◆ **Set tasks**:
(a) According to the Olympic swimming report, what was Leisel Jones's winning time in the 100 breaststroke?
(b) Quote the Olympic swimming report word for word, from "Mirna Jukic of" to "equal in China.".

Another American, Margaret Hoelzer, took bronze in 58.34.
"The ball's starting to roll," Phelps said. "Last year in Melbourne (at the world championships) one swim started it, and then swims just started happening one after another after another. We had a great morning this morning and hopefully we can set up some more good swims tonight and keep the ball rolling."
The U.S. dominance was broken only by Australia's Leisel Jones, who made up for a disappointing bronze four years ago by winning the 100 breaststroke in 1:05.17, just eight-hundredths off her own world record. Rebecca Soni, who got in the event after fellow American Jessica Hardy tested positive for drugs last month, took advantage of her opportunity by winning the silver in 1:06.73.
"It almost felt like less pressure because it wasn't initially my event," Soni said. "I don't think it's necessarily fair what happened, but rules are rules and I'm just doing what I'm told."
Mirna Jukic of Austria got the bronze (1:07.34).
The day before, Phelps led a raucous celebration on deck after Jason Lezak improbably caught France's Alain Bernard on the final stroke to give the Americans a thrilling relay win. He thrust both fists in the air and let out a long scream before burying himself with Lezak, Cullen Jones and Garrett Weber-Gale in a group hug.
There was no such drama this time. He has no equal in China.
Phelps touched the wall two full body lengths ahead of everyone else, put his right index finger in the air and matter-of-factly climbed from the pool.
After the medal ceremony, Phelps changed into a different suit -- ditching the one that covers his stomach and chest for one that merely goes from waist to ankles -- to swim in the semifinals of the 200 fly. He won the heat and tied his own Olympic record from the win at Athens four years ago, 1:53.70.
"I just wanted to win my heat and set everything up for tomorrow," Phelps said. "Just get through that and prepare myself for tomorrow, that's the most important thing. An afternoon off and it's time to just sort of get as rested as I can, recover, and I probably have to re-shave. Get all of that stuff down."
In the semifinals of the women's 200 free, Katie Hoff advanced with the second-fastest time of 1:57.01. The 19-year-old American, who's like a little sister to Phelps, is still trying to win her first gold medal after settling for bronze and silver in her first two events. She still has three more individual races, plus a relay, to fill that void.
Slovenia's Sara Isakovic was the top qualifier at 1:56.50.
Hoff returned to post the third-fastest time in the semifinals of the 200 individual medley, trailing Coventry (2:09.53) and Australia's Stephanie Rice (2:10.58) in 2:10.90.
It also was a busy morning for Coughlin, who won the other heat in the 200 IM with the fourth-best time overall, 2:11.84.

◆ **Information provided**:
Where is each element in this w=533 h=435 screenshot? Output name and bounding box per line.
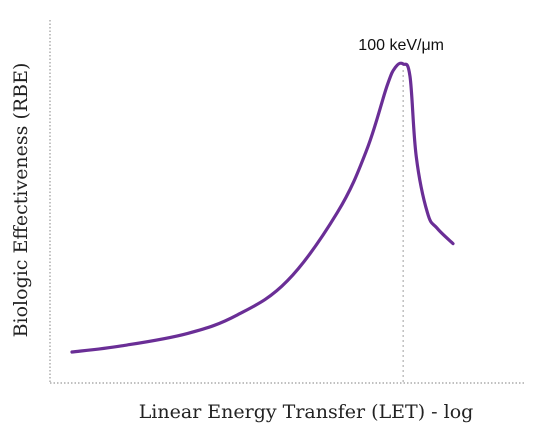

◆ **The answers**:
(a) 1:05.17

(b)
Mirna Jukic of Austria got the bronze (1:07.34).
The day before, Phelps led a raucous celebration on deck after Jason Lezak improbably caught France's Alain Bernard on the final stroke to give the Americans a thrilling relay win. He thrust both fists in the air and let out a long scream before burying himself with Lezak, Cullen Jones and Garrett Weber-Gale in a group hug.
There was no such drama this time. He has no equal in China.